(Stored records)
———
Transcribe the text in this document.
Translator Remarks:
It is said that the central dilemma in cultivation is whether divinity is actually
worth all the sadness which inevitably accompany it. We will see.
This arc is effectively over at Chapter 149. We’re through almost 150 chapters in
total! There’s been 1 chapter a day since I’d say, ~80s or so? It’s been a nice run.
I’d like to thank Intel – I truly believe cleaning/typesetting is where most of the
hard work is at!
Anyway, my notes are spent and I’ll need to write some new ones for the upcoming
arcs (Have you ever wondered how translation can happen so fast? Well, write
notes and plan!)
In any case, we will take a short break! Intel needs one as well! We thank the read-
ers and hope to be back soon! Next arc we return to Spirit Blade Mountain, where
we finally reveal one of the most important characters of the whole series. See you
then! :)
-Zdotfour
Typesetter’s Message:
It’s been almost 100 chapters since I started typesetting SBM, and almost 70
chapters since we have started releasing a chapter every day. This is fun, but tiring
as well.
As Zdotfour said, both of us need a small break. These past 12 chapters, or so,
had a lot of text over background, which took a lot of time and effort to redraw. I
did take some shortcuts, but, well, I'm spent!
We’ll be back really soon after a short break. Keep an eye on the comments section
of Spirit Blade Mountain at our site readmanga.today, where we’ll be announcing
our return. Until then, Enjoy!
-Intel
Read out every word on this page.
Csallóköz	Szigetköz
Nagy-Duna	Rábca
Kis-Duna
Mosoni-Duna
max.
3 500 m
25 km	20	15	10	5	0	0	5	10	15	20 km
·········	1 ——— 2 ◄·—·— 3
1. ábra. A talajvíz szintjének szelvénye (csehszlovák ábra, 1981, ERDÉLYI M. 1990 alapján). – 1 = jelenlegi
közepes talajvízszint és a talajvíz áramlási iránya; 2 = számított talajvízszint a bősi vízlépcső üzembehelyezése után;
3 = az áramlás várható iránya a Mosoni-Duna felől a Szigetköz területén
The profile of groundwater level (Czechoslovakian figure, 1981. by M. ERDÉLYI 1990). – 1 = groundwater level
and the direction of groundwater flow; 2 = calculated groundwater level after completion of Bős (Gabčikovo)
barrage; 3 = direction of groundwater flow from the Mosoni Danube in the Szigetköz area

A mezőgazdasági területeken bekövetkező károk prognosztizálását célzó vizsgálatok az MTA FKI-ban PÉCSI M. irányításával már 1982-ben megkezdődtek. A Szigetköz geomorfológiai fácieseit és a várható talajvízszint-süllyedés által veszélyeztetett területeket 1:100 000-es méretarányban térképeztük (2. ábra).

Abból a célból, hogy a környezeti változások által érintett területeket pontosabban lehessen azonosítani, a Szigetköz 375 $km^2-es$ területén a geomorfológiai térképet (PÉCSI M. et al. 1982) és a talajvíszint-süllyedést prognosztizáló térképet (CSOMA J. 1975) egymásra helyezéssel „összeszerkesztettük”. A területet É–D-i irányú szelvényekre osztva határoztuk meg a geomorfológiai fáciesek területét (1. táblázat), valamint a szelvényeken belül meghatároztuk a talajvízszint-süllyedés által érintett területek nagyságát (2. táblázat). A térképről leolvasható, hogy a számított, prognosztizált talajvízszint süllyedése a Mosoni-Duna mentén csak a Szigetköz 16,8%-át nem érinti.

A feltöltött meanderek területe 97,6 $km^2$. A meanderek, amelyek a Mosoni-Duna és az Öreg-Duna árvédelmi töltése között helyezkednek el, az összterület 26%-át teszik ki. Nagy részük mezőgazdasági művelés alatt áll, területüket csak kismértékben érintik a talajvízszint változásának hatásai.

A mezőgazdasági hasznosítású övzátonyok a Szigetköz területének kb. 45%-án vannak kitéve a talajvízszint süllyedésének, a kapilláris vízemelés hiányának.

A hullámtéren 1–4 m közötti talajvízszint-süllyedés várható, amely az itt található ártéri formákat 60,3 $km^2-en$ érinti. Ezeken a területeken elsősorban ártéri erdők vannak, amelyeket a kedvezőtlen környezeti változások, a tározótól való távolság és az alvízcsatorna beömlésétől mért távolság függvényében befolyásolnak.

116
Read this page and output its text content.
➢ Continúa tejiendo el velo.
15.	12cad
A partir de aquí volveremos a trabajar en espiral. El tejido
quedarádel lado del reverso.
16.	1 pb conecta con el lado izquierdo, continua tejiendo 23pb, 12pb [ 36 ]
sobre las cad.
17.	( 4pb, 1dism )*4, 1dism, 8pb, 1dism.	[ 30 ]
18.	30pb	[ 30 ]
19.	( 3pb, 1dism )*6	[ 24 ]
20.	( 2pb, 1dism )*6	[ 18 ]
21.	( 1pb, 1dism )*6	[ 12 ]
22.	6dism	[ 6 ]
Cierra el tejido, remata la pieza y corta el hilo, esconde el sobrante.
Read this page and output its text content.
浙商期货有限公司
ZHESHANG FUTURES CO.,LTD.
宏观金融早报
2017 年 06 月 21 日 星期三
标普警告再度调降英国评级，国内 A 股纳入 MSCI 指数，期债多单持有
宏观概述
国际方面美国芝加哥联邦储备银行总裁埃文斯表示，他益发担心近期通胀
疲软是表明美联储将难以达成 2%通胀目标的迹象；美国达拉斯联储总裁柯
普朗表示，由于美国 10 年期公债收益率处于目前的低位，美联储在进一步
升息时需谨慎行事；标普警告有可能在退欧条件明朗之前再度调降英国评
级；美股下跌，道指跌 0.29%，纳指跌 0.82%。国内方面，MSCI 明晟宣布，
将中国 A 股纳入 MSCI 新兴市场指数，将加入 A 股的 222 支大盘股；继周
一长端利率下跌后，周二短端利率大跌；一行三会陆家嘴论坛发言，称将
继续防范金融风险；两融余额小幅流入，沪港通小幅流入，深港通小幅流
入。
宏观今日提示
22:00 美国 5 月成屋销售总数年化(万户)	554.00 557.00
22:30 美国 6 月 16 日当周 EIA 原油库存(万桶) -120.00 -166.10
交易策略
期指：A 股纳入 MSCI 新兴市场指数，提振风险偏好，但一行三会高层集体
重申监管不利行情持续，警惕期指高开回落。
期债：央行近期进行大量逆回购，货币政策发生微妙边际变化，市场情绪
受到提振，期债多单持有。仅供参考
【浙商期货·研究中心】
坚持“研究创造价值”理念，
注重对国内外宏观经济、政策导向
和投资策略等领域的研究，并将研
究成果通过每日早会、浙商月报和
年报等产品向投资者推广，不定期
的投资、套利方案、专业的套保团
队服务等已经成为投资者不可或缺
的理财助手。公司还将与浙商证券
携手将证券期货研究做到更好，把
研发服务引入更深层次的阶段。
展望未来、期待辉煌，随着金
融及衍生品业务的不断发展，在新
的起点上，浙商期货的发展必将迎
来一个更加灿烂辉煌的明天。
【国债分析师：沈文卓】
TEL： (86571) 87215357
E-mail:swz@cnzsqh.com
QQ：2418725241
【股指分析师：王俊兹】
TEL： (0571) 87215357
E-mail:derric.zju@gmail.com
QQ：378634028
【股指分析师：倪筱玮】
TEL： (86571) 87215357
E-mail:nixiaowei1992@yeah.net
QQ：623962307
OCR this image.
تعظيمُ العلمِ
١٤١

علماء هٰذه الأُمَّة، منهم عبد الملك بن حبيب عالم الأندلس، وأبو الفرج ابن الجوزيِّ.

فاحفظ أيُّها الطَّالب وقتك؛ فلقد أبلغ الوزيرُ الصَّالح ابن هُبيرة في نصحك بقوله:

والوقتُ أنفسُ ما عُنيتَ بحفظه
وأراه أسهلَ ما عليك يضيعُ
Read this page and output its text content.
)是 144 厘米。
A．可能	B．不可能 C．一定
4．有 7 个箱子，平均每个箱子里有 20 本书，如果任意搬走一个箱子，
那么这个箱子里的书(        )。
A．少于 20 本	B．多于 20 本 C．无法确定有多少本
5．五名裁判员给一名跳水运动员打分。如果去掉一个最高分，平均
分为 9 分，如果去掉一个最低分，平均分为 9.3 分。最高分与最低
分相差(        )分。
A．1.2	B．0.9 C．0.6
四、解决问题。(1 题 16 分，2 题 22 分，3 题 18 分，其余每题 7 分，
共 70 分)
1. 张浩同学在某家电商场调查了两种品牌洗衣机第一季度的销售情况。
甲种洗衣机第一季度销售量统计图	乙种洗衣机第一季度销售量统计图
———
§ Request: Isolate the lines above that contain the word "soon" and copy them.

§ Output for this exercise:
ers and hope to be back soon! Next arc we return to Spirit Blade Mountain, where
We’ll be back really soon after a short break. Keep an eye on the comments section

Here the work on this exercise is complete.